* _AIM OF THE EXERCISE_
Reproduce all entries precisely, down to the last character.

Excerpts from a figure dataset:
----------
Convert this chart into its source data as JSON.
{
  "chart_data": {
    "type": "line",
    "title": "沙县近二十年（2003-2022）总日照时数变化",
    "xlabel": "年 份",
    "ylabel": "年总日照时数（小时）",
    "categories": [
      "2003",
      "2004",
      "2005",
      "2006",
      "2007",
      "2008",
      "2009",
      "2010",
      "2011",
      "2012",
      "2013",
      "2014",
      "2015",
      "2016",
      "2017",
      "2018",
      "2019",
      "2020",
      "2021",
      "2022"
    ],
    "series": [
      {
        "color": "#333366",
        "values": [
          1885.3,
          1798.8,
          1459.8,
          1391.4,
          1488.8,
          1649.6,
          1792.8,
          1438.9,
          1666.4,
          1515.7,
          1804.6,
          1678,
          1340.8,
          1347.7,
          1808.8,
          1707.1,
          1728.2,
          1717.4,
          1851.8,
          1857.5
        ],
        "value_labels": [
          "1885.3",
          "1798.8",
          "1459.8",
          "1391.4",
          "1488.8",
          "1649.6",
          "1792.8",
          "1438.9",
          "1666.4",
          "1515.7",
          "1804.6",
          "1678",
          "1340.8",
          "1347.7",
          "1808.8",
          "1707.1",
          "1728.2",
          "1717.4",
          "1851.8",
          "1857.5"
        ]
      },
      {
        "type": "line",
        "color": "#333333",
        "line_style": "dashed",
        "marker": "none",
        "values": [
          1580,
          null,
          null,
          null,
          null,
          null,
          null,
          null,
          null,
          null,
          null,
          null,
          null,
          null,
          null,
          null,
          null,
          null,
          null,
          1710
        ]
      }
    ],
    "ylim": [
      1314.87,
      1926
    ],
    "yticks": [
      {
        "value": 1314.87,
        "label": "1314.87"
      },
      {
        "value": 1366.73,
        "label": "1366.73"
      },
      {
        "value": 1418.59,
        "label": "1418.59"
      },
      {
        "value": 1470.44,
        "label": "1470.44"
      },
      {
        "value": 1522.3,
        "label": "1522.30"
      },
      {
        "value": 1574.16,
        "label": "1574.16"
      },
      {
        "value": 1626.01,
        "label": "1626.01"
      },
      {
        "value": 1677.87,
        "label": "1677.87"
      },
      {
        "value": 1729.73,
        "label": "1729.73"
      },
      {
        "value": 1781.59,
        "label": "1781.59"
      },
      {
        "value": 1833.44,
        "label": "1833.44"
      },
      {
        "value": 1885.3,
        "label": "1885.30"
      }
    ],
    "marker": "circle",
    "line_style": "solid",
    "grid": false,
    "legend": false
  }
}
----------
* _OUTPUT OF THE EXERCISE_
Convert this chart into its source data as JSON.
{
  "chart_data": {
    "type": "line",
    "title": "沙县近二十年（2003-2022）总日照时数变化",
    "xlabel": "年 份",
    "ylabel": "年总日照时数（小时）",
    "categories": [
      "2003",
      "2004",
      "2005",
      "2006",
      "2007",
      "2008",
      "2009",
      "2010",
      "2011",
      "2012",
      "2013",
      "2014",
      "2015",
      "2016",
      "2017",
      "2018",
      "2019",
      "2020",
      "2021",
      "2022"
    ],
    "series": [
      {
        "color": "#333366",
        "values": [
          1885.3,
          1798.8,
          1459.8,
          1391.4,
          1488.8,
          1649.6,
          1792.8,
          1438.9,
          1666.4,
          1515.7,
          1804.6,
          1678,
          1340.8,
          1347.7,
          1808.8,
          1707.1,
          1728.2,
          1717.4,
          1851.8,
          1857.5
        ],
        "value_labels": [
          "1885.3",
          "1798.8",
          "1459.8",
          "1391.4",
          "1488.8",
          "1649.6",
          "1792.8",
          "1438.9",
          "1666.4",
          "1515.7",
          "1804.6",
          "1678",
          "1340.8",
          "1347.7",
          "1808.8",
          "1707.1",
          "1728.2",
          "1717.4",
          "1851.8",
          "1857.5"
        ]
      },
      {
        "type": "line",
        "color": "#333333",
        "line_style": "dashed",
        "marker": "none",
        "values": [
          1580,
          null,
          null,
          null,
          null,
          null,
          null,
          null,
          null,
          null,
          null,
          null,
          null,
          null,
          null,
          null,
          null,
          null,
          null,
          1710
        ]
      }
    ],
    "ylim": [
      1314.87,
      1926
    ],
    "yticks": [
      {
        "value": 1314.87,
        "label": "1314.87"
      },
      {
        "value": 1366.73,
        "label": "1366.73"
      },
      {
        "value": 1418.59,
        "label": "1418.59"
      },
      {
        "value": 1470.44,
        "label": "1470.44"
      },
      {
        "value": 1522.3,
        "label": "1522.30"
      },
      {
        "value": 1574.16,
        "label": "1574.16"
      },
      {
        "value": 1626.01,
        "label": "1626.01"
      },
      {
        "value": 1677.87,
        "label": "1677.87"
      },
      {
        "value": 1729.73,
        "label": "1729.73"
      },
      {
        "value": 1781.59,
        "label": "1781.59"
      },
      {
        "value": 1833.44,
        "label": "1833.44"
      },
      {
        "value": 1885.3,
        "label": "1885.30"
      }
    ],
    "marker": "circle",
    "line_style": "solid",
    "grid": false,
    "legend": false
  }
}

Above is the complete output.